* _Written instruction_: Look through the records below, and copy out every line that holds the string "JSON".

start Input rows

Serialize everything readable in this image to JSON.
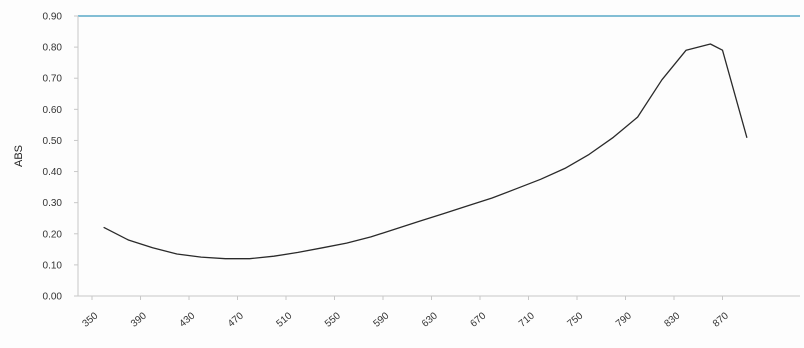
{
  "chart_data": {
    "type": "line",
    "title": "",
    "xlabel": "",
    "ylabel": "ABS",
    "xlim": [
      350,
      890
    ],
    "ylim": [
      0,
      0.9
    ],
    "grid": false,
    "legend": "none",
    "x_tick_labels": [
      "350",
      "390",
      "430",
      "470",
      "510",
      "550",
      "590",
      "630",
      "670",
      "710",
      "750",
      "790",
      "830",
      "870"
    ],
    "y_tick_labels": [
      "0.00",
      "0.10",
      "0.20",
      "0.30",
      "0.40",
      "0.50",
      "0.60",
      "0.70",
      "0.80",
      "0.90"
    ],
    "y_tick_values": [
      0,
      0.1,
      0.2,
      0.3,
      0.4,
      0.5,
      0.6,
      0.7,
      0.8,
      0.9
    ],
    "colors": {
      "line": "#2a2a2a",
      "axis": "#c8c8c8",
      "top_border": "#5aa9c8",
      "label": "#333333"
    },
    "series": [
      {
        "x": [
          360,
          380,
          400,
          420,
          440,
          460,
          480,
          500,
          520,
          540,
          560,
          580,
          600,
          620,
          640,
          660,
          680,
          700,
          720,
          740,
          760,
          780,
          800,
          820,
          840,
          860,
          870,
          890
        ],
        "values": [
          0.22,
          0.18,
          0.155,
          0.135,
          0.125,
          0.12,
          0.12,
          0.128,
          0.14,
          0.155,
          0.17,
          0.19,
          0.215,
          0.24,
          0.265,
          0.29,
          0.315,
          0.345,
          0.375,
          0.41,
          0.455,
          0.51,
          0.575,
          0.695,
          0.79,
          0.81,
          0.79,
          0.51
        ]
      }
    ]
  }
}
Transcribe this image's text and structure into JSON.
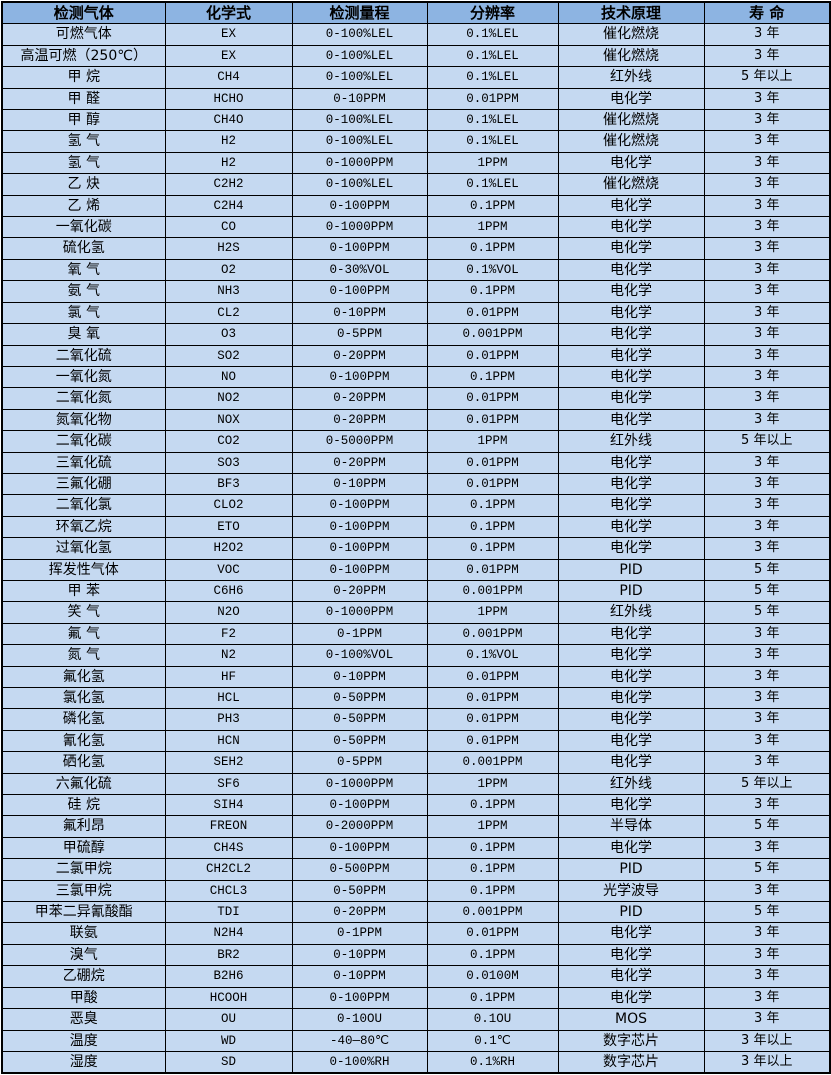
{
  "colors": {
    "header_bg": "#8db4e2",
    "cell_bg": "#c5d9f1",
    "border": "#000000",
    "text": "#000000"
  },
  "table": {
    "columns": [
      "检测气体",
      "化学式",
      "检测量程",
      "分辨率",
      "技术原理",
      "寿 命"
    ],
    "rows": [
      [
        "可燃气体",
        "EX",
        "0-100%LEL",
        "0.1%LEL",
        "催化燃烧",
        "3 年"
      ],
      [
        "高温可燃（250℃）",
        "EX",
        "0-100%LEL",
        "0.1%LEL",
        "催化燃烧",
        "3 年"
      ],
      [
        "甲 烷",
        "CH4",
        "0-100%LEL",
        "0.1%LEL",
        "红外线",
        "5 年以上"
      ],
      [
        "甲 醛",
        "HCHO",
        "0-10PPM",
        "0.01PPM",
        "电化学",
        "3 年"
      ],
      [
        "甲 醇",
        "CH4O",
        "0-100%LEL",
        "0.1%LEL",
        "催化燃烧",
        "3 年"
      ],
      [
        "氢 气",
        "H2",
        "0-100%LEL",
        "0.1%LEL",
        "催化燃烧",
        "3 年"
      ],
      [
        "氢 气",
        "H2",
        "0-1000PPM",
        "1PPM",
        "电化学",
        "3 年"
      ],
      [
        "乙 炔",
        "C2H2",
        "0-100%LEL",
        "0.1%LEL",
        "催化燃烧",
        "3 年"
      ],
      [
        "乙 烯",
        "C2H4",
        "0-100PPM",
        "0.1PPM",
        "电化学",
        "3 年"
      ],
      [
        "一氧化碳",
        "CO",
        "0-1000PPM",
        "1PPM",
        "电化学",
        "3 年"
      ],
      [
        "硫化氢",
        "H2S",
        "0-100PPM",
        "0.1PPM",
        "电化学",
        "3 年"
      ],
      [
        "氧 气",
        "O2",
        "0-30%VOL",
        "0.1%VOL",
        "电化学",
        "3 年"
      ],
      [
        "氨 气",
        "NH3",
        "0-100PPM",
        "0.1PPM",
        "电化学",
        "3 年"
      ],
      [
        "氯 气",
        "CL2",
        "0-10PPM",
        "0.01PPM",
        "电化学",
        "3 年"
      ],
      [
        "臭 氧",
        "O3",
        "0-5PPM",
        "0.001PPM",
        "电化学",
        "3 年"
      ],
      [
        "二氧化硫",
        "SO2",
        "0-20PPM",
        "0.01PPM",
        "电化学",
        "3 年"
      ],
      [
        "一氧化氮",
        "NO",
        "0-100PPM",
        "0.1PPM",
        "电化学",
        "3 年"
      ],
      [
        "二氧化氮",
        "NO2",
        "0-20PPM",
        "0.01PPM",
        "电化学",
        "3 年"
      ],
      [
        "氮氧化物",
        "NOX",
        "0-20PPM",
        "0.01PPM",
        "电化学",
        "3 年"
      ],
      [
        "二氧化碳",
        "CO2",
        "0-5000PPM",
        "1PPM",
        "红外线",
        "5 年以上"
      ],
      [
        "三氧化硫",
        "SO3",
        "0-20PPM",
        "0.01PPM",
        "电化学",
        "3 年"
      ],
      [
        "三氟化硼",
        "BF3",
        "0-10PPM",
        "0.01PPM",
        "电化学",
        "3 年"
      ],
      [
        "二氧化氯",
        "CLO2",
        "0-100PPM",
        "0.1PPM",
        "电化学",
        "3 年"
      ],
      [
        "环氧乙烷",
        "ETO",
        "0-100PPM",
        "0.1PPM",
        "电化学",
        "3 年"
      ],
      [
        "过氧化氢",
        "H2O2",
        "0-100PPM",
        "0.1PPM",
        "电化学",
        "3 年"
      ],
      [
        "挥发性气体",
        "VOC",
        "0-100PPM",
        "0.01PPM",
        "PID",
        "5 年"
      ],
      [
        "甲 苯",
        "C6H6",
        "0-20PPM",
        "0.001PPM",
        "PID",
        "5 年"
      ],
      [
        "笑 气",
        "N2O",
        "0-1000PPM",
        "1PPM",
        "红外线",
        "5 年"
      ],
      [
        "氟 气",
        "F2",
        "0-1PPM",
        "0.001PPM",
        "电化学",
        "3 年"
      ],
      [
        "氮 气",
        "N2",
        "0-100%VOL",
        "0.1%VOL",
        "电化学",
        "3 年"
      ],
      [
        "氟化氢",
        "HF",
        "0-10PPM",
        "0.01PPM",
        "电化学",
        "3 年"
      ],
      [
        "氯化氢",
        "HCL",
        "0-50PPM",
        "0.01PPM",
        "电化学",
        "3 年"
      ],
      [
        "磷化氢",
        "PH3",
        "0-50PPM",
        "0.01PPM",
        "电化学",
        "3 年"
      ],
      [
        "氰化氢",
        "HCN",
        "0-50PPM",
        "0.01PPM",
        "电化学",
        "3 年"
      ],
      [
        "硒化氢",
        "SEH2",
        "0-5PPM",
        "0.001PPM",
        "电化学",
        "3 年"
      ],
      [
        "六氟化硫",
        "SF6",
        "0-1000PPM",
        "1PPM",
        "红外线",
        "5 年以上"
      ],
      [
        "硅 烷",
        "SIH4",
        "0-100PPM",
        "0.1PPM",
        "电化学",
        "3 年"
      ],
      [
        "氟利昂",
        "FREON",
        "0-2000PPM",
        "1PPM",
        "半导体",
        "5 年"
      ],
      [
        "甲硫醇",
        "CH4S",
        "0-100PPM",
        "0.1PPM",
        "电化学",
        "3 年"
      ],
      [
        "二氯甲烷",
        "CH2CL2",
        "0-500PPM",
        "0.1PPM",
        "PID",
        "5 年"
      ],
      [
        "三氯甲烷",
        "CHCL3",
        "0-50PPM",
        "0.1PPM",
        "光学波导",
        "3 年"
      ],
      [
        "甲苯二异氰酸酯",
        "TDI",
        "0-20PPM",
        "0.001PPM",
        "PID",
        "5 年"
      ],
      [
        "联氨",
        "N2H4",
        "0-1PPM",
        "0.01PPM",
        "电化学",
        "3 年"
      ],
      [
        "溴气",
        "BR2",
        "0-10PPM",
        "0.1PPM",
        "电化学",
        "3 年"
      ],
      [
        "乙硼烷",
        "B2H6",
        "0-10PPM",
        "0.0100M",
        "电化学",
        "3 年"
      ],
      [
        "甲酸",
        "HCOOH",
        "0-100PPM",
        "0.1PPM",
        "电化学",
        "3 年"
      ],
      [
        "恶臭",
        "OU",
        "0-10OU",
        "0.1OU",
        "MOS",
        "3 年"
      ],
      [
        "温度",
        "WD",
        "-40—80℃",
        "0.1℃",
        "数字芯片",
        "3 年以上"
      ],
      [
        "湿度",
        "SD",
        "0-100%RH",
        "0.1%RH",
        "数字芯片",
        "3 年以上"
      ]
    ]
  }
}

end Input rows

* _Task solution_:
Serialize everything readable in this image to JSON.
Transcribe this image's text and structure into JSON.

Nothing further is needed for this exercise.